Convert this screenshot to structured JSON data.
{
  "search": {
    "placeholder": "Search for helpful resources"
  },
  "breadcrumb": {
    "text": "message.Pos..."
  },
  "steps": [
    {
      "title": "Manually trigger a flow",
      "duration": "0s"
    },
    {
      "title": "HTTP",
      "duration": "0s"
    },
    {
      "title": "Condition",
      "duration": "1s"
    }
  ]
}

Task objective:
Output the full listing exactly as it stands.

Response to this exercise:
Convert this screenshot to structured JSON data.
{
  "search": {
    "placeholder": "Search for helpful resources"
  },
  "breadcrumb": {
    "text": "message.Pos..."
  },
  "steps": [
    {
      "title": "Manually trigger a flow",
      "duration": "0s"
    },
    {
      "title": "HTTP",
      "duration": "0s"
    },
    {
      "title": "Condition",
      "duration": "1s"
    }
  ]
}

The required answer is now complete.